__Records excerpted from a collection__
========

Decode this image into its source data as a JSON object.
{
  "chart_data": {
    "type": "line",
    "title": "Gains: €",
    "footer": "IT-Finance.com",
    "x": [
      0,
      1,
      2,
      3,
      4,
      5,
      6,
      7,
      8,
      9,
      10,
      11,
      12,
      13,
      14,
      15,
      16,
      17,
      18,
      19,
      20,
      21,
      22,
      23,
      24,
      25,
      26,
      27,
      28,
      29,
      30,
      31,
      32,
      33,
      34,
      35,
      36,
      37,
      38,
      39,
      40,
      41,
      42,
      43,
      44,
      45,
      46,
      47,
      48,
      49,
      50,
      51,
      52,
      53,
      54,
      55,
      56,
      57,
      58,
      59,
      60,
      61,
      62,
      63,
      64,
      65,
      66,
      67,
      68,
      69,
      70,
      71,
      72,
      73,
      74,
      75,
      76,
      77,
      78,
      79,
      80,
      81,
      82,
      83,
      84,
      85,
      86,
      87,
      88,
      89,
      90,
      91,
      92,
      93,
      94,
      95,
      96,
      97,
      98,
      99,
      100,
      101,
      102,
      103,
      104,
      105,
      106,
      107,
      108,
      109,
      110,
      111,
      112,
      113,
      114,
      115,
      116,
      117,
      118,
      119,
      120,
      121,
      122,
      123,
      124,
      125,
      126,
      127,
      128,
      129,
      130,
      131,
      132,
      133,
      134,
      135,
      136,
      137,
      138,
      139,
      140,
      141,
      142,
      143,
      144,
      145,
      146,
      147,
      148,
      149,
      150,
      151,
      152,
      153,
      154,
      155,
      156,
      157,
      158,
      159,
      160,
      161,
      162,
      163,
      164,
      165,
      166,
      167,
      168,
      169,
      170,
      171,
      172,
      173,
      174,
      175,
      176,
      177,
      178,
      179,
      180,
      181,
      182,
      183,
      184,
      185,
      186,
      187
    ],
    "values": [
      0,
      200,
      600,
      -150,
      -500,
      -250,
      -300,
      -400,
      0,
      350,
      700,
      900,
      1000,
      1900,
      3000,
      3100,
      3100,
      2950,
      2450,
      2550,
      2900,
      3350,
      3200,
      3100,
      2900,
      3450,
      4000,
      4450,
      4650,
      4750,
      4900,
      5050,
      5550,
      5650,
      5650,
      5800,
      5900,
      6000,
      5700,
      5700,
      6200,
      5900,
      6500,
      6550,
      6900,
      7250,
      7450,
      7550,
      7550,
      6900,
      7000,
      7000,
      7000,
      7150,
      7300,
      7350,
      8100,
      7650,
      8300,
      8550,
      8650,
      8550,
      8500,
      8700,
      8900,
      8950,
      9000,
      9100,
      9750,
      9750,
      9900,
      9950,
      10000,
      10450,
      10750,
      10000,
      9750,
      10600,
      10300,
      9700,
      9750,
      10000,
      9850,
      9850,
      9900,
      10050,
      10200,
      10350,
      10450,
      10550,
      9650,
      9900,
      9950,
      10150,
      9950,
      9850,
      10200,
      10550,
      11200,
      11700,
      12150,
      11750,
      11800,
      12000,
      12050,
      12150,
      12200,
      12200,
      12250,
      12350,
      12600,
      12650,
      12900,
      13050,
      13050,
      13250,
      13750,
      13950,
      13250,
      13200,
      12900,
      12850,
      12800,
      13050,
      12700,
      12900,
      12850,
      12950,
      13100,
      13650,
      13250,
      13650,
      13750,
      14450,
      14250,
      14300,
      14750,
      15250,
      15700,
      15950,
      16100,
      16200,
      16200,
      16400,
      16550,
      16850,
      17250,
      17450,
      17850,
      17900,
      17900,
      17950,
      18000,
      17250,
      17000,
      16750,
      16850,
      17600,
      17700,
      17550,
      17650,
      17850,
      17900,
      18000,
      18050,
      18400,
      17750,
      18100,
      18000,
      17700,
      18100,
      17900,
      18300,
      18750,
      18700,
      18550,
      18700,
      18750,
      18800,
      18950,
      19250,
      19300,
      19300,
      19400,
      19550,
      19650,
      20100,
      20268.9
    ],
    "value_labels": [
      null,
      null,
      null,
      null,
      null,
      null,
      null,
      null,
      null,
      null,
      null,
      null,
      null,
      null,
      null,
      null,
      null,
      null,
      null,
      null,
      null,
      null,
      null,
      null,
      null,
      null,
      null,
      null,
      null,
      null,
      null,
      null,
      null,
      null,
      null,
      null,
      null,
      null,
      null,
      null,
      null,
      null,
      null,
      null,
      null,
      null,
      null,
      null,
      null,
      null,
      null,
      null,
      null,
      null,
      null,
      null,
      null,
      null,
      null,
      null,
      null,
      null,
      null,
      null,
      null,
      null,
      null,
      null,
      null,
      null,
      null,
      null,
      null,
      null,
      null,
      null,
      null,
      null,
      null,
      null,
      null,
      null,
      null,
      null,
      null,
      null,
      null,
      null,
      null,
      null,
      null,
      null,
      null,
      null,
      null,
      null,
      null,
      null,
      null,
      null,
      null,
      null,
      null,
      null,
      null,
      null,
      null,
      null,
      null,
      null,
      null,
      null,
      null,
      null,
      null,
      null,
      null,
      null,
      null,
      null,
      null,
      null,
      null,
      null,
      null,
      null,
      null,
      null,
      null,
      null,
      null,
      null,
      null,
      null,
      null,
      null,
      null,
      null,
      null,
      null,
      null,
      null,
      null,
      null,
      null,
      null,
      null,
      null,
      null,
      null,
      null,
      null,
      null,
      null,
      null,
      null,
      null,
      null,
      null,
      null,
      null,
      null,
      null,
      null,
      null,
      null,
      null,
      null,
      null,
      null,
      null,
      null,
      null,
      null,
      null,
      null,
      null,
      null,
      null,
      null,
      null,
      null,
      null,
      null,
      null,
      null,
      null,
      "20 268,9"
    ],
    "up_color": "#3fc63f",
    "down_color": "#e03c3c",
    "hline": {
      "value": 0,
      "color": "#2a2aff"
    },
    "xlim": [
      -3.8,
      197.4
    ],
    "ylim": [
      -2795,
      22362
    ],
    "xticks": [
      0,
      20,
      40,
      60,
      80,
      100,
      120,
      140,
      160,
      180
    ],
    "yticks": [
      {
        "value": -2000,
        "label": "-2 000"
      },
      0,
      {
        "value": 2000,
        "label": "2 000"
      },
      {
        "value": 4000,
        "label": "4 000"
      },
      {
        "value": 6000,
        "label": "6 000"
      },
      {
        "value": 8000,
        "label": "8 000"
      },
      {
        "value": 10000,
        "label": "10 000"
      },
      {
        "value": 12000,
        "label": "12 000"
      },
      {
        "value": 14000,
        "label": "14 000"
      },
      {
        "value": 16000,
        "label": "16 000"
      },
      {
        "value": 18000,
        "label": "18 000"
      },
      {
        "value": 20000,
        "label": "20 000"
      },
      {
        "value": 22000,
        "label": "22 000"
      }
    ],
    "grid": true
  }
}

========

__WHAT YOU WILL DO__
Write the data back out verbatim.

__EXPECTED ANSWER__
Decode this image into its source data as a JSON object.
{
  "chart_data": {
    "type": "line",
    "title": "Gains: €",
    "footer": "IT-Finance.com",
    "x": [
      0,
      1,
      2,
      3,
      4,
      5,
      6,
      7,
      8,
      9,
      10,
      11,
      12,
      13,
      14,
      15,
      16,
      17,
      18,
      19,
      20,
      21,
      22,
      23,
      24,
      25,
      26,
      27,
      28,
      29,
      30,
      31,
      32,
      33,
      34,
      35,
      36,
      37,
      38,
      39,
      40,
      41,
      42,
      43,
      44,
      45,
      46,
      47,
      48,
      49,
      50,
      51,
      52,
      53,
      54,
      55,
      56,
      57,
      58,
      59,
      60,
      61,
      62,
      63,
      64,
      65,
      66,
      67,
      68,
      69,
      70,
      71,
      72,
      73,
      74,
      75,
      76,
      77,
      78,
      79,
      80,
      81,
      82,
      83,
      84,
      85,
      86,
      87,
      88,
      89,
      90,
      91,
      92,
      93,
      94,
      95,
      96,
      97,
      98,
      99,
      100,
      101,
      102,
      103,
      104,
      105,
      106,
      107,
      108,
      109,
      110,
      111,
      112,
      113,
      114,
      115,
      116,
      117,
      118,
      119,
      120,
      121,
      122,
      123,
      124,
      125,
      126,
      127,
      128,
      129,
      130,
      131,
      132,
      133,
      134,
      135,
      136,
      137,
      138,
      139,
      140,
      141,
      142,
      143,
      144,
      145,
      146,
      147,
      148,
      149,
      150,
      151,
      152,
      153,
      154,
      155,
      156,
      157,
      158,
      159,
      160,
      161,
      162,
      163,
      164,
      165,
      166,
      167,
      168,
      169,
      170,
      171,
      172,
      173,
      174,
      175,
      176,
      177,
      178,
      179,
      180,
      181,
      182,
      183,
      184,
      185,
      186,
      187
    ],
    "values": [
      0,
      200,
      600,
      -150,
      -500,
      -250,
      -300,
      -400,
      0,
      350,
      700,
      900,
      1000,
      1900,
      3000,
      3100,
      3100,
      2950,
      2450,
      2550,
      2900,
      3350,
      3200,
      3100,
      2900,
      3450,
      4000,
      4450,
      4650,
      4750,
      4900,
      5050,
      5550,
      5650,
      5650,
      5800,
      5900,
      6000,
      5700,
      5700,
      6200,
      5900,
      6500,
      6550,
      6900,
      7250,
      7450,
      7550,
      7550,
      6900,
      7000,
      7000,
      7000,
      7150,
      7300,
      7350,
      8100,
      7650,
      8300,
      8550,
      8650,
      8550,
      8500,
      8700,
      8900,
      8950,
      9000,
      9100,
      9750,
      9750,
      9900,
      9950,
      10000,
      10450,
      10750,
      10000,
      9750,
      10600,
      10300,
      9700,
      9750,
      10000,
      9850,
      9850,
      9900,
      10050,
      10200,
      10350,
      10450,
      10550,
      9650,
      9900,
      9950,
      10150,
      9950,
      9850,
      10200,
      10550,
      11200,
      11700,
      12150,
      11750,
      11800,
      12000,
      12050,
      12150,
      12200,
      12200,
      12250,
      12350,
      12600,
      12650,
      12900,
      13050,
      13050,
      13250,
      13750,
      13950,
      13250,
      13200,
      12900,
      12850,
      12800,
      13050,
      12700,
      12900,
      12850,
      12950,
      13100,
      13650,
      13250,
      13650,
      13750,
      14450,
      14250,
      14300,
      14750,
      15250,
      15700,
      15950,
      16100,
      16200,
      16200,
      16400,
      16550,
      16850,
      17250,
      17450,
      17850,
      17900,
      17900,
      17950,
      18000,
      17250,
      17000,
      16750,
      16850,
      17600,
      17700,
      17550,
      17650,
      17850,
      17900,
      18000,
      18050,
      18400,
      17750,
      18100,
      18000,
      17700,
      18100,
      17900,
      18300,
      18750,
      18700,
      18550,
      18700,
      18750,
      18800,
      18950,
      19250,
      19300,
      19300,
      19400,
      19550,
      19650,
      20100,
      20268.9
    ],
    "value_labels": [
      null,
      null,
      null,
      null,
      null,
      null,
      null,
      null,
      null,
      null,
      null,
      null,
      null,
      null,
      null,
      null,
      null,
      null,
      null,
      null,
      null,
      null,
      null,
      null,
      null,
      null,
      null,
      null,
      null,
      null,
      null,
      null,
      null,
      null,
      null,
      null,
      null,
      null,
      null,
      null,
      null,
      null,
      null,
      null,
      null,
      null,
      null,
      null,
      null,
      null,
      null,
      null,
      null,
      null,
      null,
      null,
      null,
      null,
      null,
      null,
      null,
      null,
      null,
      null,
      null,
      null,
      null,
      null,
      null,
      null,
      null,
      null,
      null,
      null,
      null,
      null,
      null,
      null,
      null,
      null,
      null,
      null,
      null,
      null,
      null,
      null,
      null,
      null,
      null,
      null,
      null,
      null,
      null,
      null,
      null,
      null,
      null,
      null,
      null,
      null,
      null,
      null,
      null,
      null,
      null,
      null,
      null,
      null,
      null,
      null,
      null,
      null,
      null,
      null,
      null,
      null,
      null,
      null,
      null,
      null,
      null,
      null,
      null,
      null,
      null,
      null,
      null,
      null,
      null,
      null,
      null,
      null,
      null,
      null,
      null,
      null,
      null,
      null,
      null,
      null,
      null,
      null,
      null,
      null,
      null,
      null,
      null,
      null,
      null,
      null,
      null,
      null,
      null,
      null,
      null,
      null,
      null,
      null,
      null,
      null,
      null,
      null,
      null,
      null,
      null,
      null,
      null,
      null,
      null,
      null,
      null,
      null,
      null,
      null,
      null,
      null,
      null,
      null,
      null,
      null,
      null,
      null,
      null,
      null,
      null,
      null,
      null,
      "20 268,9"
    ],
    "up_color": "#3fc63f",
    "down_color": "#e03c3c",
    "hline": {
      "value": 0,
      "color": "#2a2aff"
    },
    "xlim": [
      -3.8,
      197.4
    ],
    "ylim": [
      -2795,
      22362
    ],
    "xticks": [
      0,
      20,
      40,
      60,
      80,
      100,
      120,
      140,
      160,
      180
    ],
    "yticks": [
      {
        "value": -2000,
        "label": "-2 000"
      },
      0,
      {
        "value": 2000,
        "label": "2 000"
      },
      {
        "value": 4000,
        "label": "4 000"
      },
      {
        "value": 6000,
        "label": "6 000"
      },
      {
        "value": 8000,
        "label": "8 000"
      },
      {
        "value": 10000,
        "label": "10 000"
      },
      {
        "value": 12000,
        "label": "12 000"
      },
      {
        "value": 14000,
        "label": "14 000"
      },
      {
        "value": 16000,
        "label": "16 000"
      },
      {
        "value": 18000,
        "label": "18 000"
      },
      {
        "value": 20000,
        "label": "20 000"
      },
      {
        "value": 22000,
        "label": "22 000"
      }
    ],
    "grid": true
  }
}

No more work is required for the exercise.